━━ Records supplied ━━

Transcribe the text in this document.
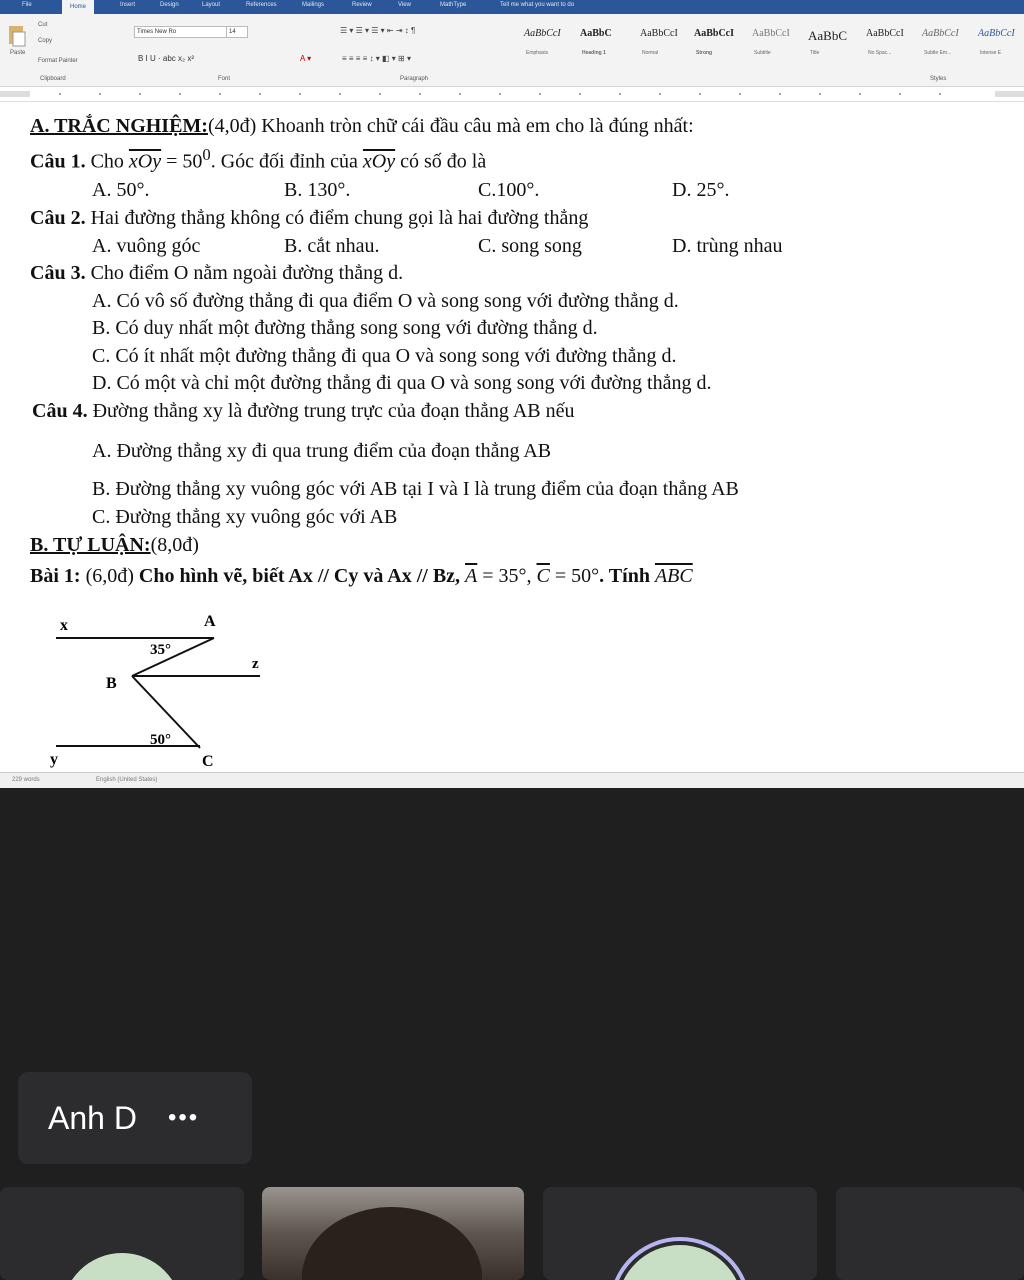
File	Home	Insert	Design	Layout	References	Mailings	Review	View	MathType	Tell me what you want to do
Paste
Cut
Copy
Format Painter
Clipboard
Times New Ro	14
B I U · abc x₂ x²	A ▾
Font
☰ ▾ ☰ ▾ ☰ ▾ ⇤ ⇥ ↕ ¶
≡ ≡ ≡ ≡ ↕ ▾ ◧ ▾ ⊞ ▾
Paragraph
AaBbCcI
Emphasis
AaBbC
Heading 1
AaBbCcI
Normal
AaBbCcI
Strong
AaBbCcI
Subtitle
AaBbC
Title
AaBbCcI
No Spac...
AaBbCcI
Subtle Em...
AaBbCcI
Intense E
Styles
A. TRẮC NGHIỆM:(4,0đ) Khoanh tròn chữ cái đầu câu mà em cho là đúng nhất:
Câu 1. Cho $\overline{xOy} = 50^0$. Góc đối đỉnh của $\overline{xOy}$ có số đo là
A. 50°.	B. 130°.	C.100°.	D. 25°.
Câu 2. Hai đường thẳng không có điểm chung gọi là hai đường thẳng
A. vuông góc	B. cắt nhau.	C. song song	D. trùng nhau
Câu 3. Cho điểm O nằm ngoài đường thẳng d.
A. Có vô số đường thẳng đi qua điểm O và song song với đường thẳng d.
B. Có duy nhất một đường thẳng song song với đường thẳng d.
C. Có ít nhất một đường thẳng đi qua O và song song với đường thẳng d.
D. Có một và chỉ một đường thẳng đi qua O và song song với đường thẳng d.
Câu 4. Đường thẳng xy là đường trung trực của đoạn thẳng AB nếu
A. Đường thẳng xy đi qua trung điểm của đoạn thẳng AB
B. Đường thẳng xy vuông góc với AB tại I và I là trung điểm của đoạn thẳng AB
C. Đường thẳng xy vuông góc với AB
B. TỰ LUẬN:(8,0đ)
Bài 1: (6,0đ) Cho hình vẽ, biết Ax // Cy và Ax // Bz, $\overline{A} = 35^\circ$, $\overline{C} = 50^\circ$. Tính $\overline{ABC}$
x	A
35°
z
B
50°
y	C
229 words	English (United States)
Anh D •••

━━━

▶ What you need to do:
List every line above that contains the word "điểm".

▶ Completed task:
Câu 2. Hai đường thẳng không có điểm chung gọi là hai đường thẳng
Câu 3. Cho điểm O nằm ngoài đường thẳng d.
A. Có vô số đường thẳng đi qua điểm O và song song với đường thẳng d.
A. Đường thẳng xy đi qua trung điểm của đoạn thẳng AB
B. Đường thẳng xy vuông góc với AB tại I và I là trung điểm của đoạn thẳng AB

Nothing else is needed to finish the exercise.